• _Source document_:
The entity models will all be referenced/collected in a gamestate class/object that handles their non-autonomous functionality. They are going to store properties like grid positions, health, action points, inventories, basically I am thinking of drawing the line that anything that would need to be in a savegame goes with the model properties, and nothing more.
The entity views will handle all the animation states, tweening, and the x and y pixel positions relative to the gameboard taking into effect scaling, etc...
There will also be views for hud elements, and the board itself. All of the views will be aggregated by a renderengine class that is basically going to be the view equivalent of gamestate. Each entity will know how to draw itself, but the render engine will be responsible for telling it when to redraw.
So.... That leaves controllers, and this is where I am having separation anxiety. There seems to be thousands of different schools of thought on what the C in MVC should encompass.
Model / Controller boundary
I have seen some game frameworks where it seems like AI is handled in the controllers, but wouldn't that normally be considered domain logic? Is it okay to put AI in the controller? I really like the idea of being able to assign controllers like "LocalHuman", "RemoteHuman", and "AIEnemy" to the same gamepiece depending on the situation. It would allow me to charm a player, or to easily reuse model and view for a gamepiece in multiplayer and even use them as NPC enemies or even allies. Is this kosher? If AI is in the controller, it will have to know pretty much ALL of the domain logic. Or should I even care, am I letting the strict framework bind me instead of using it as a tool?
I see this as a slippery slope. Putting AI into the controllers then makes me think if pathfinding should be on the controller or model? I still think I am going to put that in the gamestate class, but I waffle.

• _Supplied information_:

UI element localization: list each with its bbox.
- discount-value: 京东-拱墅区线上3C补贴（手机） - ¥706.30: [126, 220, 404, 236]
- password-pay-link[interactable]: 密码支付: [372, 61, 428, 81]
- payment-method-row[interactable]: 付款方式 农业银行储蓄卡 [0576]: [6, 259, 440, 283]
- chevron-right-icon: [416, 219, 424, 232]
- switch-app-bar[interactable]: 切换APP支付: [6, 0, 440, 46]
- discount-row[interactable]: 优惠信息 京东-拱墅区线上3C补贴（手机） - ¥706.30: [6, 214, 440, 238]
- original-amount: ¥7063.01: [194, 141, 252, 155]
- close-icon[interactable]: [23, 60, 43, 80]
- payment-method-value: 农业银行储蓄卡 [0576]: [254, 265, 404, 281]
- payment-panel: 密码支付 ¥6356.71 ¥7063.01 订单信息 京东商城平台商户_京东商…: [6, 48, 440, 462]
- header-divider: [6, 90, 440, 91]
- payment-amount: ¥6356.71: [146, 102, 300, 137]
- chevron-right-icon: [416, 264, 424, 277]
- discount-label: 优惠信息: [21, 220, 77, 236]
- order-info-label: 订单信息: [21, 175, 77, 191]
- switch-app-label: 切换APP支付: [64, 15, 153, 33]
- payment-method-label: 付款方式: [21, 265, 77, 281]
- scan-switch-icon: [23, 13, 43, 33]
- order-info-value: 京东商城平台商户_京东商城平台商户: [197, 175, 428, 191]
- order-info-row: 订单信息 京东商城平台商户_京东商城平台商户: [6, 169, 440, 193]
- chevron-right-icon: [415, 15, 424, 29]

• _Work instruction 1_: List the properties that the text on MVC game architecture says the entity models will store.
• _Work instruction 2_: Continue the text on MVC game architecture from where it stops.

• _Response box 1_:
- grid positions
- health
- action points
- inventories

• _Response box 2_:
Maybe controller should just be "what do I do when you click on me" and have the model composite with some separate AI classes.
My idea of handling AI in the controller came largely from a dev at gorilla games:
http://www.gamasutra.com/features/20...rouwe_01.shtml
This take on the framework seems to have a very fat controller and very thin model.
View Controller boundary
So, then I start looking at the UI. I really don't have a firm grasp on how EXACTLY interaction will work in the game itself, and it is likely to change a lot in testing, so I want it to be pretty flexible. Do users want to drag their piece to move, or click to select, click destination, etc...
In a game, how little should the view be used for UI? Should the individual entity views intercept and pass click data to the entity controller or should the larger V renderengine capture all input and pass it to some controller collection, some kind of gameFLOW object. Then it would track what to do with all the clicks depending on what phase of the game it is in (like ignoring most clicks when the computer is moving its pieces or when a remote player is thinking out their turn). gameflow could have UI type properties that don't seem to fit anywhere else like what is highlighted, or what is being dragged right now.
What kind of statements do I send to the controller from the view? I am thinking things like "User clicked on player 2", "user clicked on tile row4, column 30".
If a player is dragging a gamepiece across the board, does the controller have to get spammed constantly about where that piece is as it is being dragged or do I just let the user drag the piece entirely in the view and then tell the controller "piecex dragged to grid x,y". Who stores data on what is draggable at any given moment? Controller?
Thanks for reading!
Sorry for the rambling, this has been mostly stream of consciousness. I have been reading WAY too many conflicting reports and don't know any good programmers locally to bug, heh.
I have a feeling most responses here will be "Don't use MVC framework", but there is a bigger picture that I want to learn this as it applies to game development. I am moving to a new state and several local game dev studios are there and they all use MVC heavily due to rather large teams. I'd love to direct my hobby towards possible future employment where possible.